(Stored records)
★ ★ ★ ★

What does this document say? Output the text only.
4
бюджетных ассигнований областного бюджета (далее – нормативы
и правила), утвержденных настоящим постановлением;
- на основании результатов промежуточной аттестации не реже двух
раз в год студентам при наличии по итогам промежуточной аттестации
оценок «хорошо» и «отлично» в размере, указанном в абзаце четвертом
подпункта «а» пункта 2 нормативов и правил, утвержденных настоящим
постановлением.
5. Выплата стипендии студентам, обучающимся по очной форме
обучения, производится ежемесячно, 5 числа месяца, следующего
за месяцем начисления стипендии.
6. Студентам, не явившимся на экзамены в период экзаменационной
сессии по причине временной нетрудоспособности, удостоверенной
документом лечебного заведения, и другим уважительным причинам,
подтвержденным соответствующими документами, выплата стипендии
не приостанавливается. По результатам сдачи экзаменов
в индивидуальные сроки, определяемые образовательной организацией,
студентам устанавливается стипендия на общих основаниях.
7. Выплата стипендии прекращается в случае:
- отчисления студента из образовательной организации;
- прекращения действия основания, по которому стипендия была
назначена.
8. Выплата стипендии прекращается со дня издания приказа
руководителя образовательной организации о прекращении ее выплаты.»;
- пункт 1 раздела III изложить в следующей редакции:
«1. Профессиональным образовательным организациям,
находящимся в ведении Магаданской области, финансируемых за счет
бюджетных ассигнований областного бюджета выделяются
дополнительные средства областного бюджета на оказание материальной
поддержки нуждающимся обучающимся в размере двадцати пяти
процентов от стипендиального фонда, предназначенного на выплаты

★ ★ ★ ★

Tally up the lines holding the string "стипендии" in this listing, and report the total alone.

5